» Instructions to follow
Decide whether each statement agrees with the caption on asymmetric sequence evolution that follows, answering yes or no and quoting the deciding words of the caption. 1. In panel (a), black dots mark duplicate pairs with asymmetric sequence evolution. 2. In panel (b), gray dots mark the accelerated copy. 3. The local regression fit in panel (b) was made with the "lowess" function in R.
Page extract: Begin
Asymmetric sequence evolution is associated with asymmetric expression divergence. (a) Scatter plots showing a comparison of the relationship between the asymmetric expression index and asymmetric evolutionary rate (i.e., the difference of relative branch length between two copies) among the WG duplicates and the tandem duplicates. Gray dots indicate the duplicate pairs without asymmetric sequence evolution and black dots indicate the duplicate pairs with asymmetric sequence evolution. The black line represents the local regression fit. (b) Scatter plots showing the relationship between expression breath and relative evolutionary rate (i.e., relative branch length since gene duplication) among the WG duplicates and the tandem duplicates. Gray dots indicate the nonaccelerated copy and black dots indicate the accelerated copy among duplicates with asymmetric sequence evolution. The black line represents the local regression fit using the “lowess” function in R.
Page extract: End
Source material: Begin
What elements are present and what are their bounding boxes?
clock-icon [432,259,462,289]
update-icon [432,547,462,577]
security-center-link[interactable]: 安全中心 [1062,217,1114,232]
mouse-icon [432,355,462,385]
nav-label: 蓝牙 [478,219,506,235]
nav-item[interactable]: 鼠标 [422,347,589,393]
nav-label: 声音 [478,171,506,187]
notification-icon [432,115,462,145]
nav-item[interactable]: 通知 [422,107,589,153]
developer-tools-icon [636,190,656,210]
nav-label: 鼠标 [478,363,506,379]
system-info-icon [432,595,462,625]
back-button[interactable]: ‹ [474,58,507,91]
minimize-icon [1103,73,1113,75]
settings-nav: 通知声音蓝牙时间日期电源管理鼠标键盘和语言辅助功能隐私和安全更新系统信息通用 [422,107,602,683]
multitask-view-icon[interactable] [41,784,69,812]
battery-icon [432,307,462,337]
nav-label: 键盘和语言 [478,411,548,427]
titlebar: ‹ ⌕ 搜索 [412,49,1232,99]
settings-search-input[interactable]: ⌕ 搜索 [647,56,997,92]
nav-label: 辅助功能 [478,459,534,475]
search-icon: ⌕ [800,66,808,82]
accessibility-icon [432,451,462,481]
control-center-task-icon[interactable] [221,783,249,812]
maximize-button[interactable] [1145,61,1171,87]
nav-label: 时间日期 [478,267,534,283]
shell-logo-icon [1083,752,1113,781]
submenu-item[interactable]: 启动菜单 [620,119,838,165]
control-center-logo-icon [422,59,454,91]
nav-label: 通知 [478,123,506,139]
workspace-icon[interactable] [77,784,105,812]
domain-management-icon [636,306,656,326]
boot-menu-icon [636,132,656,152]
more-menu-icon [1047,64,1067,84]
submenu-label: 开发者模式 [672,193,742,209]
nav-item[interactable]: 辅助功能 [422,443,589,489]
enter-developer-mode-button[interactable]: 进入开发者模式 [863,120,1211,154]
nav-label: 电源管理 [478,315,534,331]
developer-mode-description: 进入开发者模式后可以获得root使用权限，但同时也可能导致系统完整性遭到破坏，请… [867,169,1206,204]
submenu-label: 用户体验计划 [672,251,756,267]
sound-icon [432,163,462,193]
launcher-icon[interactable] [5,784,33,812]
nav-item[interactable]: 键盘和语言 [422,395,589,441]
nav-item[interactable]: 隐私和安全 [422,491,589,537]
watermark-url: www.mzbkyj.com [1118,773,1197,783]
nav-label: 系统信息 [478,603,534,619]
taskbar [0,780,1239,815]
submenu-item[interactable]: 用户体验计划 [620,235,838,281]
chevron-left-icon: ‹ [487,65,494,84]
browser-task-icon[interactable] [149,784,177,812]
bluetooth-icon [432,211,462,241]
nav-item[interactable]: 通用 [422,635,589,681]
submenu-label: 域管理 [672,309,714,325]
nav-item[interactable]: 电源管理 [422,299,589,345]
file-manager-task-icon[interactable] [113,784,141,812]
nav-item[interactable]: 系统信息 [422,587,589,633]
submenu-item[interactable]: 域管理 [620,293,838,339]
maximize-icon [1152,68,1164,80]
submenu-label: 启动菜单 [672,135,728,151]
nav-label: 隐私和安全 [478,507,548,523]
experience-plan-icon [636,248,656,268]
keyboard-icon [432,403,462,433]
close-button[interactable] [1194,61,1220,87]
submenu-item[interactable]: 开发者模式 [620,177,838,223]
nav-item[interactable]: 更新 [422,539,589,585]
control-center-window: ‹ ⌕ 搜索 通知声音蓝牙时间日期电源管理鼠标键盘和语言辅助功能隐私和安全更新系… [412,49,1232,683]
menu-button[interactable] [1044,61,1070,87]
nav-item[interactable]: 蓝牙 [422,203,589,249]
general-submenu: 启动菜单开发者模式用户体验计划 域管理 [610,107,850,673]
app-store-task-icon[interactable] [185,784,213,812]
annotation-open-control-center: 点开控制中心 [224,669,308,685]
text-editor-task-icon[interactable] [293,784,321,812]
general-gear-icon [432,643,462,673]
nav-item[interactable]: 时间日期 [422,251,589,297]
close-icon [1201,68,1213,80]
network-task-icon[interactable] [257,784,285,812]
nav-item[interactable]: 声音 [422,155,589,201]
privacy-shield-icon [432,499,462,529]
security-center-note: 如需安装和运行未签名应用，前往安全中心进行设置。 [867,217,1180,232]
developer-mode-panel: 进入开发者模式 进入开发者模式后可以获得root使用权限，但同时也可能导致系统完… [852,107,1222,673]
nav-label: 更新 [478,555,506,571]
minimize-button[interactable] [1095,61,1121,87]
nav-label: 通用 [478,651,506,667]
Source material: End
» Written response
1. Yes: "black dots indicate the duplicate pairs with asymmetric sequence evolution"
2. No: "Gray dots indicate the nonaccelerated copy"
3. Yes: "The black line represents the local regression fit using the “lowess” function in R."